WHAT THE EXERCISE ASKS | All the data must come back unchanged, except that pictures are left out.

Dataset records:

..............................

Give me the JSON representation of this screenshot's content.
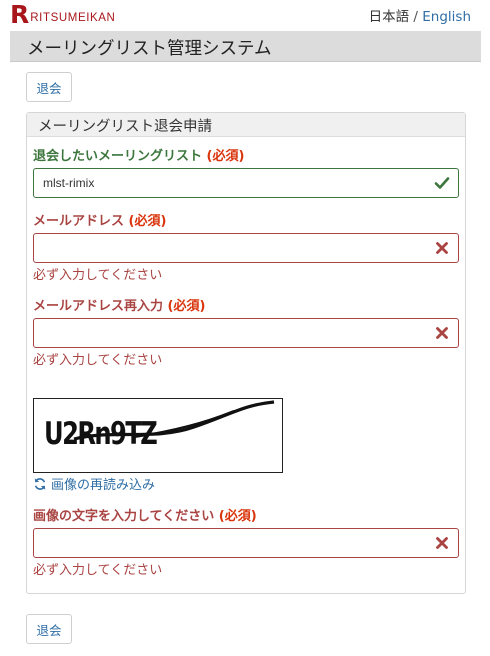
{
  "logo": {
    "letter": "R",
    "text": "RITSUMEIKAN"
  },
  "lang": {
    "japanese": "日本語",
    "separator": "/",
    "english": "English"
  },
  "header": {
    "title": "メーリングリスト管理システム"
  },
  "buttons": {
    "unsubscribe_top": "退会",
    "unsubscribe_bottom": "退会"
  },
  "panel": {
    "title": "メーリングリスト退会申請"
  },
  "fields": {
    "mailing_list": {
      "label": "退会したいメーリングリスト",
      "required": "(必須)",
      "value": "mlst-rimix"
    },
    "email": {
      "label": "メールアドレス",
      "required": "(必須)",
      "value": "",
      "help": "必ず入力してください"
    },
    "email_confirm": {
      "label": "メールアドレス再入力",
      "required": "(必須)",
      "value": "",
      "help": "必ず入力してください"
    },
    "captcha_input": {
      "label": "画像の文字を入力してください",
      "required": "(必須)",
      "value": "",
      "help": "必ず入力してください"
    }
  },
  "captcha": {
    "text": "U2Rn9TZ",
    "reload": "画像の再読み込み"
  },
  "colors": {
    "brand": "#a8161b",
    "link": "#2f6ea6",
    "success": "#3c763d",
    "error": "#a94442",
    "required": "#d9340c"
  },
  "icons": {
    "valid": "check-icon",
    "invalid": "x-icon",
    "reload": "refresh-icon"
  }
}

..............................

FINISHED EXERCISE |
Give me the JSON representation of this screenshot's content.
{
  "logo": {
    "letter": "R",
    "text": "RITSUMEIKAN"
  },
  "lang": {
    "japanese": "日本語",
    "separator": "/",
    "english": "English"
  },
  "header": {
    "title": "メーリングリスト管理システム"
  },
  "buttons": {
    "unsubscribe_top": "退会",
    "unsubscribe_bottom": "退会"
  },
  "panel": {
    "title": "メーリングリスト退会申請"
  },
  "fields": {
    "mailing_list": {
      "label": "退会したいメーリングリスト",
      "required": "(必須)",
      "value": "mlst-rimix"
    },
    "email": {
      "label": "メールアドレス",
      "required": "(必須)",
      "value": "",
      "help": "必ず入力してください"
    },
    "email_confirm": {
      "label": "メールアドレス再入力",
      "required": "(必須)",
      "value": "",
      "help": "必ず入力してください"
    },
    "captcha_input": {
      "label": "画像の文字を入力してください",
      "required": "(必須)",
      "value": "",
      "help": "必ず入力してください"
    }
  },
  "captcha": {
    "text": "U2Rn9TZ",
    "reload": "画像の再読み込み"
  },
  "colors": {
    "brand": "#a8161b",
    "link": "#2f6ea6",
    "success": "#3c763d",
    "error": "#a94442",
    "required": "#d9340c"
  },
  "icons": {
    "valid": "check-icon",
    "invalid": "x-icon",
    "reload": "refresh-icon"
  }
}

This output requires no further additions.